* SHORT PROBLEM: Pictures stay out; everything else in the records below is copied exactly.
>> BEGIN INPUT MATERIAL
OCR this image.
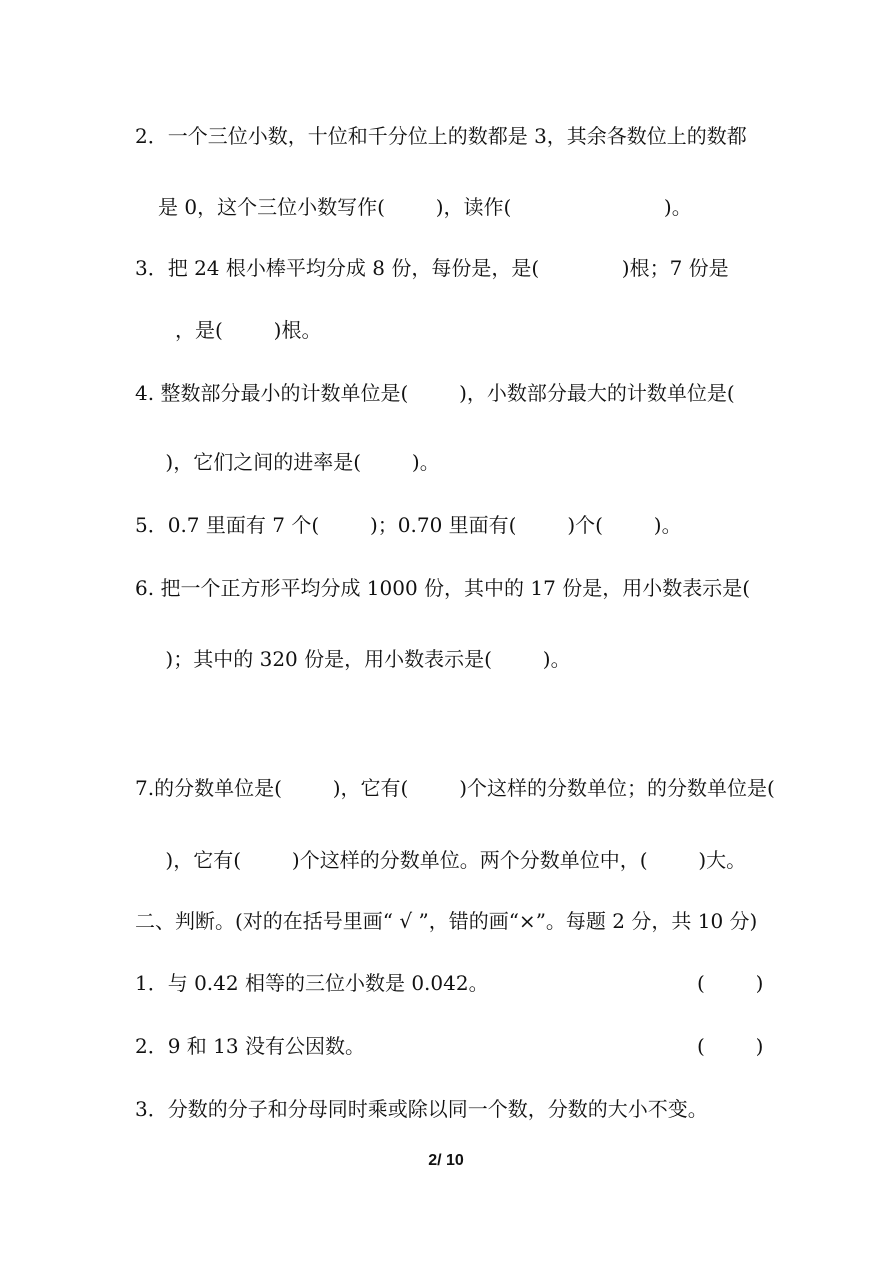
2．一个三位小数，十位和千分位上的数都是 3，其余各数位上的数都
是 0，这个三位小数写作(        )，读作(                        )。
3．把 24 根小棒平均分成 8 份，每份是，是(             )根；7 份是
，是(        )根。
4. 整数部分最小的计数单位是(        )，小数部分最大的计数单位是(
)，它们之间的进率是(        )。
5．0.7 里面有 7 个(        )；0.70 里面有(        )个(        )。
6. 把一个正方形平均分成 1000 份，其中的 17 份是，用小数表示是(
)；其中的 320 份是，用小数表示是(        )。
7.的分数单位是(        )，它有(        )个这样的分数单位；的分数单位是(
)，它有(        )个这样的分数单位。两个分数单位中，(        )大。
二、判断。(对的在括号里画“ √ ”，错的画“×”。每题 2 分，共 10 分)
1．与 0.42 相等的三位小数是 0.042。	(        )
2．9 和 13 没有公因数。	(        )
3．分数的分子和分母同时乘或除以同一个数，分数的大小不变。
2/ 10
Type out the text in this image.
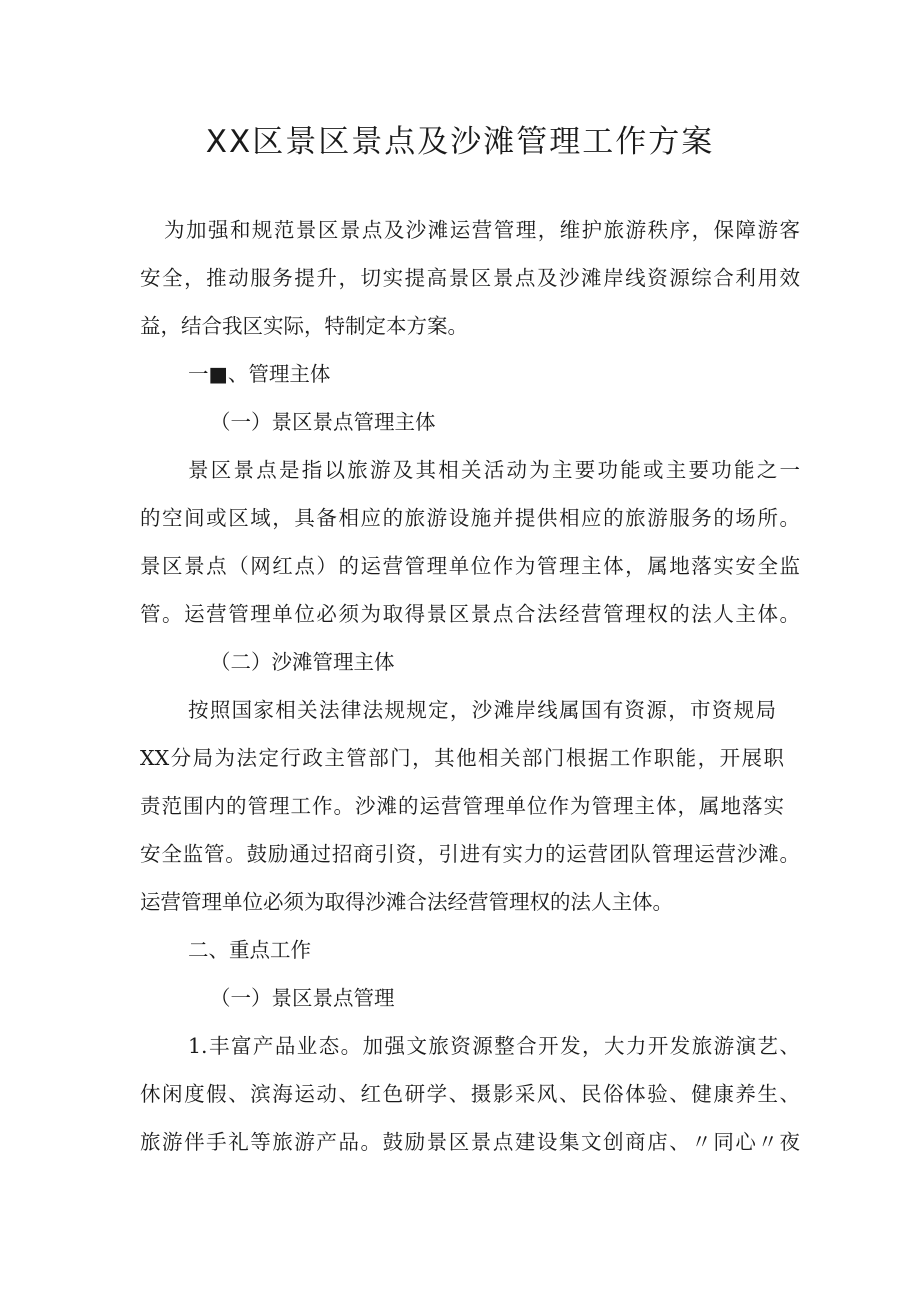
XX区景区景点及沙滩管理工作方案
为加强和规范景区景点及沙滩运营管理，维护旅游秩序，保障游客
安全，推动服务提升，切实提高景区景点及沙滩岸线资源综合利用效
益，结合我区实际，特制定本方案。
一■、管理主体
（一）景区景点管理主体
景区景点是指以旅游及其相关活动为主要功能或主要功能之一
的空间或区域，具备相应的旅游设施并提供相应的旅游服务的场所。
景区景点（网红点）的运营管理单位作为管理主体，属地落实安全监
管。运营管理单位必须为取得景区景点合法经营管理权的法人主体。
（二）沙滩管理主体
按照国家相关法律法规规定，沙滩岸线属国有资源，市资规局
XX分局为法定行政主管部门，其他相关部门根据工作职能，开展职
责范围内的管理工作。沙滩的运营管理单位作为管理主体，属地落实
安全监管。鼓励通过招商引资，引进有实力的运营团队管理运营沙滩。
运营管理单位必须为取得沙滩合法经营管理权的法人主体。
二、重点工作
（一）景区景点管理
1.丰富产品业态。加强文旅资源整合开发，大力开发旅游演艺、
休闲度假、滨海运动、红色研学、摄影采风、民俗体验、健康养生、
旅游伴手礼等旅游产品。鼓励景区景点建设集文创商店、〃同心〃夜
>> END INPUT MATERIAL
* TASK RESULT:
OCR this image.
2．一个三位小数，十位和千分位上的数都是 3，其余各数位上的数都
是 0，这个三位小数写作(        )，读作(                        )。
3．把 24 根小棒平均分成 8 份，每份是，是(             )根；7 份是
，是(        )根。
4. 整数部分最小的计数单位是(        )，小数部分最大的计数单位是(
)，它们之间的进率是(        )。
5．0.7 里面有 7 个(        )；0.70 里面有(        )个(        )。
6. 把一个正方形平均分成 1000 份，其中的 17 份是，用小数表示是(
)；其中的 320 份是，用小数表示是(        )。
7.的分数单位是(        )，它有(        )个这样的分数单位；的分数单位是(
)，它有(        )个这样的分数单位。两个分数单位中，(        )大。
二、判断。(对的在括号里画“ √ ”，错的画“×”。每题 2 分，共 10 分)
1．与 0.42 相等的三位小数是 0.042。	(        )
2．9 和 13 没有公因数。	(        )
3．分数的分子和分母同时乘或除以同一个数，分数的大小不变。
2/ 10
Type out the text in this image.
XX区景区景点及沙滩管理工作方案
为加强和规范景区景点及沙滩运营管理，维护旅游秩序，保障游客
安全，推动服务提升，切实提高景区景点及沙滩岸线资源综合利用效
益，结合我区实际，特制定本方案。
一■、管理主体
（一）景区景点管理主体
景区景点是指以旅游及其相关活动为主要功能或主要功能之一
的空间或区域，具备相应的旅游设施并提供相应的旅游服务的场所。
景区景点（网红点）的运营管理单位作为管理主体，属地落实安全监
管。运营管理单位必须为取得景区景点合法经营管理权的法人主体。
（二）沙滩管理主体
按照国家相关法律法规规定，沙滩岸线属国有资源，市资规局
XX分局为法定行政主管部门，其他相关部门根据工作职能，开展职
责范围内的管理工作。沙滩的运营管理单位作为管理主体，属地落实
安全监管。鼓励通过招商引资，引进有实力的运营团队管理运营沙滩。
运营管理单位必须为取得沙滩合法经营管理权的法人主体。
二、重点工作
（一）景区景点管理
1.丰富产品业态。加强文旅资源整合开发，大力开发旅游演艺、
休闲度假、滨海运动、红色研学、摄影采风、民俗体验、健康养生、
旅游伴手礼等旅游产品。鼓励景区景点建设集文创商店、〃同心〃夜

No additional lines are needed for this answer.